▼▼▼
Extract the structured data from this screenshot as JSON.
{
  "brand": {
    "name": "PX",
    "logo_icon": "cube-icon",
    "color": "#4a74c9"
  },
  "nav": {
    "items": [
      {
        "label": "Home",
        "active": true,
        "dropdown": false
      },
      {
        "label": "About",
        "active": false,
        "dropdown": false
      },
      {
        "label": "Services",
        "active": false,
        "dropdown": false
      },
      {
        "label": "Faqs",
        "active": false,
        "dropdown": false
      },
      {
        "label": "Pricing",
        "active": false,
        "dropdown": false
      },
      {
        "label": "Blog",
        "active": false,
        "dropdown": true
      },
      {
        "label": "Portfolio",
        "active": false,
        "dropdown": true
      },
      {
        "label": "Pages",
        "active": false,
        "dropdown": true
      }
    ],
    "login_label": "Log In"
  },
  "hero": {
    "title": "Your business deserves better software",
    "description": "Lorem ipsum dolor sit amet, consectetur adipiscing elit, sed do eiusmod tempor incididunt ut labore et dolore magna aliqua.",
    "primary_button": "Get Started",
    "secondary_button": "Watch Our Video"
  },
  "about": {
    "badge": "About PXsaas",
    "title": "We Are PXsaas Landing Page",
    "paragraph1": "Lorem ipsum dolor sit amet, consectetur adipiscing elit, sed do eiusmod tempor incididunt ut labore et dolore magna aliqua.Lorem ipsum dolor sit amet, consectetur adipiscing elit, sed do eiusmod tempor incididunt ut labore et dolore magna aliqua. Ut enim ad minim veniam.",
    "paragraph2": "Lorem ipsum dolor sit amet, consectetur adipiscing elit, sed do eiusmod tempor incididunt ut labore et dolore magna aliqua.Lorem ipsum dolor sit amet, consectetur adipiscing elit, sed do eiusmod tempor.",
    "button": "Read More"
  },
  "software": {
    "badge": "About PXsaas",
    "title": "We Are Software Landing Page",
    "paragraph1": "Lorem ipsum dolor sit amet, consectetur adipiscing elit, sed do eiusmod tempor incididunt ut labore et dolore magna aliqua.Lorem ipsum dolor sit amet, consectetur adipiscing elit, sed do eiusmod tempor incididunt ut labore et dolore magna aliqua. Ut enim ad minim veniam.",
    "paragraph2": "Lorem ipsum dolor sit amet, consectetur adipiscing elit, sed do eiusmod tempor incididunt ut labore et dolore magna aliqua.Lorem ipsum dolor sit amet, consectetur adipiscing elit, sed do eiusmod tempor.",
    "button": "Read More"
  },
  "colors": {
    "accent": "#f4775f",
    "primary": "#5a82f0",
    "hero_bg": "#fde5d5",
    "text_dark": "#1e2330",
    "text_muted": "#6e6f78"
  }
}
▲▲▲
The records above should all be quoted exactly, please.

Extract the structured data from this screenshot as JSON.
{
  "brand": {
    "name": "PX",
    "logo_icon": "cube-icon",
    "color": "#4a74c9"
  },
  "nav": {
    "items": [
      {
        "label": "Home",
        "active": true,
        "dropdown": false
      },
      {
        "label": "About",
        "active": false,
        "dropdown": false
      },
      {
        "label": "Services",
        "active": false,
        "dropdown": false
      },
      {
        "label": "Faqs",
        "active": false,
        "dropdown": false
      },
      {
        "label": "Pricing",
        "active": false,
        "dropdown": false
      },
      {
        "label": "Blog",
        "active": false,
        "dropdown": true
      },
      {
        "label": "Portfolio",
        "active": false,
        "dropdown": true
      },
      {
        "label": "Pages",
        "active": false,
        "dropdown": true
      }
    ],
    "login_label": "Log In"
  },
  "hero": {
    "title": "Your business deserves better software",
    "description": "Lorem ipsum dolor sit amet, consectetur adipiscing elit, sed do eiusmod tempor incididunt ut labore et dolore magna aliqua.",
    "primary_button": "Get Started",
    "secondary_button": "Watch Our Video"
  },
  "about": {
    "badge": "About PXsaas",
    "title": "We Are PXsaas Landing Page",
    "paragraph1": "Lorem ipsum dolor sit amet, consectetur adipiscing elit, sed do eiusmod tempor incididunt ut labore et dolore magna aliqua.Lorem ipsum dolor sit amet, consectetur adipiscing elit, sed do eiusmod tempor incididunt ut labore et dolore magna aliqua. Ut enim ad minim veniam.",
    "paragraph2": "Lorem ipsum dolor sit amet, consectetur adipiscing elit, sed do eiusmod tempor incididunt ut labore et dolore magna aliqua.Lorem ipsum dolor sit amet, consectetur adipiscing elit, sed do eiusmod tempor.",
    "button": "Read More"
  },
  "software": {
    "badge": "About PXsaas",
    "title": "We Are Software Landing Page",
    "paragraph1": "Lorem ipsum dolor sit amet, consectetur adipiscing elit, sed do eiusmod tempor incididunt ut labore et dolore magna aliqua.Lorem ipsum dolor sit amet, consectetur adipiscing elit, sed do eiusmod tempor incididunt ut labore et dolore magna aliqua. Ut enim ad minim veniam.",
    "paragraph2": "Lorem ipsum dolor sit amet, consectetur adipiscing elit, sed do eiusmod tempor incididunt ut labore et dolore magna aliqua.Lorem ipsum dolor sit amet, consectetur adipiscing elit, sed do eiusmod tempor.",
    "button": "Read More"
  },
  "colors": {
    "accent": "#f4775f",
    "primary": "#5a82f0",
    "hero_bg": "#fde5d5",
    "text_dark": "#1e2330",
    "text_muted": "#6e6f78"
  }
}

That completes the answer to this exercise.